• [Goal]:
Reproduce the listing that follows with no differences at all.

......

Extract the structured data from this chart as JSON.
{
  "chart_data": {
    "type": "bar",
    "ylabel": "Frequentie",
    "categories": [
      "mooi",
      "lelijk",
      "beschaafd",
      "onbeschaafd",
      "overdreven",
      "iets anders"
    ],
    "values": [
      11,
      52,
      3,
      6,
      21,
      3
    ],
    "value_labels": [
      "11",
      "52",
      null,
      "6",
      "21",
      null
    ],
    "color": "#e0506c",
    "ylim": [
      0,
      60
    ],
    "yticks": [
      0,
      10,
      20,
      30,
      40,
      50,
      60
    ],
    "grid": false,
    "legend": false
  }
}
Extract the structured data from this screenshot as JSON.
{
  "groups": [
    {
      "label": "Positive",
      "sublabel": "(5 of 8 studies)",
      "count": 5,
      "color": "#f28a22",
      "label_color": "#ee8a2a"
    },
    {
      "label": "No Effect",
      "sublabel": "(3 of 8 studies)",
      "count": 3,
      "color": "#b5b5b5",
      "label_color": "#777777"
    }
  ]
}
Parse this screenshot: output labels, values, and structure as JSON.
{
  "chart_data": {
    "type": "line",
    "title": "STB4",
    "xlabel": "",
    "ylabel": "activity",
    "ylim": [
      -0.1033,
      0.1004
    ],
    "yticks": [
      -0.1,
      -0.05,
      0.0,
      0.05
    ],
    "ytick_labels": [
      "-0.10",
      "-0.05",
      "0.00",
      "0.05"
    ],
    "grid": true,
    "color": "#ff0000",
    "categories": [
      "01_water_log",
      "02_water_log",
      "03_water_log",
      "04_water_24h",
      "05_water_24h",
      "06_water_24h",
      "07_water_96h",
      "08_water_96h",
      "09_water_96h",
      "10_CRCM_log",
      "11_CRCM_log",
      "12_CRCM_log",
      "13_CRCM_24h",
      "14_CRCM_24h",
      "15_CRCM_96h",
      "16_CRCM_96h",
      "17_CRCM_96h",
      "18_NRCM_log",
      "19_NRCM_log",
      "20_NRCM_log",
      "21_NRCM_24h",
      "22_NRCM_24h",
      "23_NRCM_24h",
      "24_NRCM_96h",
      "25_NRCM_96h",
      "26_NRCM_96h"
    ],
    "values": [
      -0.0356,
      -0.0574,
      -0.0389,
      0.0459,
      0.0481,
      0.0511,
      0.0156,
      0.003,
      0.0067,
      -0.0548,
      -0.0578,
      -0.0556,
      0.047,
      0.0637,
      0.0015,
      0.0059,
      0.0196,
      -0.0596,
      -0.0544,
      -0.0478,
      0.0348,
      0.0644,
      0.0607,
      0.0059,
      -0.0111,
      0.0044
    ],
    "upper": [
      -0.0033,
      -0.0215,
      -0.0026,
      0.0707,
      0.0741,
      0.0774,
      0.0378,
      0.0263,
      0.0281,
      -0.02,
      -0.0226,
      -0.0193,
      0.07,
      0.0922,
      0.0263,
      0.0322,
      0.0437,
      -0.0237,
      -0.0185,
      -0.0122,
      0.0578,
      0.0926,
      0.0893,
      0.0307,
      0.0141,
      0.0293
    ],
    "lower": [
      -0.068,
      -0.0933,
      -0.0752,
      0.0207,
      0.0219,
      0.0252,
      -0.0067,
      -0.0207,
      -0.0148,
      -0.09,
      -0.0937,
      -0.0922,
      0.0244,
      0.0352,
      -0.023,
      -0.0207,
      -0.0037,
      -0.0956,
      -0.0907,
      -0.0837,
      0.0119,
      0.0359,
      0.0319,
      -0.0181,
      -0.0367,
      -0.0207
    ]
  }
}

......

• [Finished task]:
Extract the structured data from this chart as JSON.
{
  "chart_data": {
    "type": "bar",
    "ylabel": "Frequentie",
    "categories": [
      "mooi",
      "lelijk",
      "beschaafd",
      "onbeschaafd",
      "overdreven",
      "iets anders"
    ],
    "values": [
      11,
      52,
      3,
      6,
      21,
      3
    ],
    "value_labels": [
      "11",
      "52",
      null,
      "6",
      "21",
      null
    ],
    "color": "#e0506c",
    "ylim": [
      0,
      60
    ],
    "yticks": [
      0,
      10,
      20,
      30,
      40,
      50,
      60
    ],
    "grid": false,
    "legend": false
  }
}
Extract the structured data from this screenshot as JSON.
{
  "groups": [
    {
      "label": "Positive",
      "sublabel": "(5 of 8 studies)",
      "count": 5,
      "color": "#f28a22",
      "label_color": "#ee8a2a"
    },
    {
      "label": "No Effect",
      "sublabel": "(3 of 8 studies)",
      "count": 3,
      "color": "#b5b5b5",
      "label_color": "#777777"
    }
  ]
}
Parse this screenshot: output labels, values, and structure as JSON.
{
  "chart_data": {
    "type": "line",
    "title": "STB4",
    "xlabel": "",
    "ylabel": "activity",
    "ylim": [
      -0.1033,
      0.1004
    ],
    "yticks": [
      -0.1,
      -0.05,
      0.0,
      0.05
    ],
    "ytick_labels": [
      "-0.10",
      "-0.05",
      "0.00",
      "0.05"
    ],
    "grid": true,
    "color": "#ff0000",
    "categories": [
      "01_water_log",
      "02_water_log",
      "03_water_log",
      "04_water_24h",
      "05_water_24h",
      "06_water_24h",
      "07_water_96h",
      "08_water_96h",
      "09_water_96h",
      "10_CRCM_log",
      "11_CRCM_log",
      "12_CRCM_log",
      "13_CRCM_24h",
      "14_CRCM_24h",
      "15_CRCM_96h",
      "16_CRCM_96h",
      "17_CRCM_96h",
      "18_NRCM_log",
      "19_NRCM_log",
      "20_NRCM_log",
      "21_NRCM_24h",
      "22_NRCM_24h",
      "23_NRCM_24h",
      "24_NRCM_96h",
      "25_NRCM_96h",
      "26_NRCM_96h"
    ],
    "values": [
      -0.0356,
      -0.0574,
      -0.0389,
      0.0459,
      0.0481,
      0.0511,
      0.0156,
      0.003,
      0.0067,
      -0.0548,
      -0.0578,
      -0.0556,
      0.047,
      0.0637,
      0.0015,
      0.0059,
      0.0196,
      -0.0596,
      -0.0544,
      -0.0478,
      0.0348,
      0.0644,
      0.0607,
      0.0059,
      -0.0111,
      0.0044
    ],
    "upper": [
      -0.0033,
      -0.0215,
      -0.0026,
      0.0707,
      0.0741,
      0.0774,
      0.0378,
      0.0263,
      0.0281,
      -0.02,
      -0.0226,
      -0.0193,
      0.07,
      0.0922,
      0.0263,
      0.0322,
      0.0437,
      -0.0237,
      -0.0185,
      -0.0122,
      0.0578,
      0.0926,
      0.0893,
      0.0307,
      0.0141,
      0.0293
    ],
    "lower": [
      -0.068,
      -0.0933,
      -0.0752,
      0.0207,
      0.0219,
      0.0252,
      -0.0067,
      -0.0207,
      -0.0148,
      -0.09,
      -0.0937,
      -0.0922,
      0.0244,
      0.0352,
      -0.023,
      -0.0207,
      -0.0037,
      -0.0956,
      -0.0907,
      -0.0837,
      0.0119,
      0.0359,
      0.0319,
      -0.0181,
      -0.0367,
      -0.0207
    ]
  }
}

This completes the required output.